_Extract to read_:
□ □ □ □
Existing racial/ethnic differences in surgical treatment were exacerbated by low household income. For example, compared with high-income NHW patients, high-income Hispanic (aOR, 0.76; 95% CI, 0.70–0.82; P < 0.001) and middle-income Hispanic patients (aOR, 0.68; 95% CI, 0.63–0.74; P < 0.001) had lower odds of surgical treatment receipt. When evaluating the impact of geography on race/ethnicity-specific disparities, living in less urban and more rural areas worsened the receipt of surgical treatment among Hispanics. For example, compared with NHW patients from large metro areas, Hispanic patients from large metro areas had 27% lower odds of receiving surgical treatment (aOR, 0.73; 95% CI, 0.68–0.78; P < 0.001), whereas Hispanic patients from small–medium metro areas and rural areas had 33% (aOR, 0.67; 95% CI, 0.60–0.74; P < 0.001) and 41% (aOR, 0.59; 95% CI, 0.45–0.77; P < 0.001) lower odds of receiving surgical intervention, respectively (Table 4). Supplementary Table S3 shows the results from the adjusted multivariable logistic regression analyses evaluating for predictors of receiving HCC surgical treatment, stratified by race/ethnicity.

A greater proportion of AA, AI/AN, and Hispanic individuals experienced delays in HCC treatment compared with NHW or API individuals. Those from rural areas also had higher proportions experiencing delays in HCC treatment compared with those from metropolitan areas. Individuals with an annual income of 55,000 to $69,999 had the highest proportions of experiencing delays in HCC treatment (Table 5).

Compared with NHW patients, AA (aOR, 1.12; 95% CI, 1.05–1.19; P < 0.001), Hispanic (aOR, 1.45; 95% CI, 1.38–1.52; P < 0.001), and AI/AN (aOR, 1.59; 95% CI, 1.34–1.89; P < 0.001) patients had greater odds of experiencing delays in receipt of HCC treatment following diagnosis, whereas lower odds were observed among API patients (aOR, 0.93; 95% CI, 0.88–0.98; P = 0.013; Table 5).
□ □ □ □
_Information supplied_:
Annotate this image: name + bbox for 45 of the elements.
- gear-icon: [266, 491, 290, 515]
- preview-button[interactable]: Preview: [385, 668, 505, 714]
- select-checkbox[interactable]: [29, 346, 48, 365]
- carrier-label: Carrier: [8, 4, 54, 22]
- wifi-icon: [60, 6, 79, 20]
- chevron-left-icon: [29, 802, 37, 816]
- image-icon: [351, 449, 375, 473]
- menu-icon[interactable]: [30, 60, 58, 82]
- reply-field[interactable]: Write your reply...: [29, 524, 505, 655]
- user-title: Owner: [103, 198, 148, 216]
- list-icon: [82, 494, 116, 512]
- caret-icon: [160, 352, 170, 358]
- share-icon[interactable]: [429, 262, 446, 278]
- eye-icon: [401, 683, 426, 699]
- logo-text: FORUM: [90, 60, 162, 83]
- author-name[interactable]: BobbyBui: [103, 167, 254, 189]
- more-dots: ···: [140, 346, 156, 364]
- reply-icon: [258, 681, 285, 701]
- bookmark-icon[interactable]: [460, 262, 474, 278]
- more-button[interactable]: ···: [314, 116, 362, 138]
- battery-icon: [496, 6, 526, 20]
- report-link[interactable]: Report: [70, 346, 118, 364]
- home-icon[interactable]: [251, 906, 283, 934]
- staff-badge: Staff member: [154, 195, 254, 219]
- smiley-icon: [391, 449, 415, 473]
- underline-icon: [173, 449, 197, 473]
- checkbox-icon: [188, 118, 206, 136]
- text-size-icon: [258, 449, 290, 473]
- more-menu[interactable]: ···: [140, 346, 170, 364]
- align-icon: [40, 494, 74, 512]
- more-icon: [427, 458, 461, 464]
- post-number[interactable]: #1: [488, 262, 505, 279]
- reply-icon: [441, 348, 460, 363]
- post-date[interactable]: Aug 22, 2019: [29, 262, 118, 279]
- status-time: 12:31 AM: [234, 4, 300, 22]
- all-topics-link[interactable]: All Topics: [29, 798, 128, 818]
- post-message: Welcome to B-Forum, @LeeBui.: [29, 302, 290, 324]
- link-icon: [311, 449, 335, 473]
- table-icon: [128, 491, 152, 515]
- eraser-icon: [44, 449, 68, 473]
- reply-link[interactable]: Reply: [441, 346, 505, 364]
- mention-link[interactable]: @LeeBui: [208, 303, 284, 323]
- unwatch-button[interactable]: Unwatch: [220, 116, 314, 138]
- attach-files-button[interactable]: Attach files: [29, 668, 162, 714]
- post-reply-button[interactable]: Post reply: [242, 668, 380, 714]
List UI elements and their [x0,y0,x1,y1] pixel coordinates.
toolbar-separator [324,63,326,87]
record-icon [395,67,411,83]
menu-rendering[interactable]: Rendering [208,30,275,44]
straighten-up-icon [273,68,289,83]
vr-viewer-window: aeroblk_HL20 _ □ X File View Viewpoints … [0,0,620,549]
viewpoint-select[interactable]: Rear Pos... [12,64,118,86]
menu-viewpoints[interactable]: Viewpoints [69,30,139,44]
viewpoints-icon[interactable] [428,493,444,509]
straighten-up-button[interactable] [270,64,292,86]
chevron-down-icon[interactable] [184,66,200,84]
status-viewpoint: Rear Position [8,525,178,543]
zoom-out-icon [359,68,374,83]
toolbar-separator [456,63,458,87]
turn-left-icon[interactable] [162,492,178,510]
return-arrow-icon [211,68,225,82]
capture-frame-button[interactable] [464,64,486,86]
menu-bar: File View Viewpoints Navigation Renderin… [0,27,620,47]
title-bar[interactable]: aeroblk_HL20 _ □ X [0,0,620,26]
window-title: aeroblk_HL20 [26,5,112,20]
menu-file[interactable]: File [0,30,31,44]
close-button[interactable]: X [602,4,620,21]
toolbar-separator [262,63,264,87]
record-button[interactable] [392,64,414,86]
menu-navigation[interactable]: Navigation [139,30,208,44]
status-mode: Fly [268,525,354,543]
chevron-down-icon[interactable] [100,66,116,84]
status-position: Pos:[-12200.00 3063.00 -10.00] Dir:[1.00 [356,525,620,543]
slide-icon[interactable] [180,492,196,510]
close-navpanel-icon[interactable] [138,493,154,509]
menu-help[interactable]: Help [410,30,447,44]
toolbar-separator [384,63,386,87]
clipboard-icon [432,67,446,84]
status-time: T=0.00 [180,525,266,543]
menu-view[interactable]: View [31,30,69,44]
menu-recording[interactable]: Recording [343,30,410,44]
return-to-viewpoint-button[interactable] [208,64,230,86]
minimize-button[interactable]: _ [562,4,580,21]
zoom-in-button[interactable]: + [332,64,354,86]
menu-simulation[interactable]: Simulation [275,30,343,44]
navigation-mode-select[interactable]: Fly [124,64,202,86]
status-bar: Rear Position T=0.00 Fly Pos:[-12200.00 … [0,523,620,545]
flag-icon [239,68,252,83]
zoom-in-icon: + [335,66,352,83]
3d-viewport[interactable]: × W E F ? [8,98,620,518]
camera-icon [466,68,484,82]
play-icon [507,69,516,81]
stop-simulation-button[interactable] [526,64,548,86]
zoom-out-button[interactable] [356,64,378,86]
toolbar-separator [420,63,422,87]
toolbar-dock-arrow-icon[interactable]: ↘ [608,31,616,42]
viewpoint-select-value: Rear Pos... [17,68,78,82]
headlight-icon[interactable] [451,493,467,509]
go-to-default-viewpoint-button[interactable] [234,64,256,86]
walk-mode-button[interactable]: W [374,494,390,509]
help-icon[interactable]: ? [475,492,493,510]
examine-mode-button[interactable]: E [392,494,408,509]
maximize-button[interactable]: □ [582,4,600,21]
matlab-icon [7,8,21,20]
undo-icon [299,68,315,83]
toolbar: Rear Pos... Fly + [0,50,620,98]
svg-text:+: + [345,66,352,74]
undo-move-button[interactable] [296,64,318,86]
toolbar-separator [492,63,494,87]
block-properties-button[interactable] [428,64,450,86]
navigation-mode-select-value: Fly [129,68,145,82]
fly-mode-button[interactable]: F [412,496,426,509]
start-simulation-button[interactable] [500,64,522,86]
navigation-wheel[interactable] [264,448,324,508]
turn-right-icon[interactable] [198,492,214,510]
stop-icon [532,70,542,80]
□ □ □ □
_Exercise objective_:
Retype the passage above on racial/ethnic disparities in HCC treatment, from the words between "A greater proportion" and "treatment (Table 5).", inclusive.

_Worked solution_:
A greater proportion of AA, AI/AN, and Hispanic individuals experienced delays in HCC treatment compared with NHW or API individuals. Those from rural areas also had higher proportions experiencing delays in HCC treatment compared with those from metropolitan areas. Individuals with an annual income of 55,000 to $69,999 had the highest proportions of experiencing delays in HCC treatment (Table 5).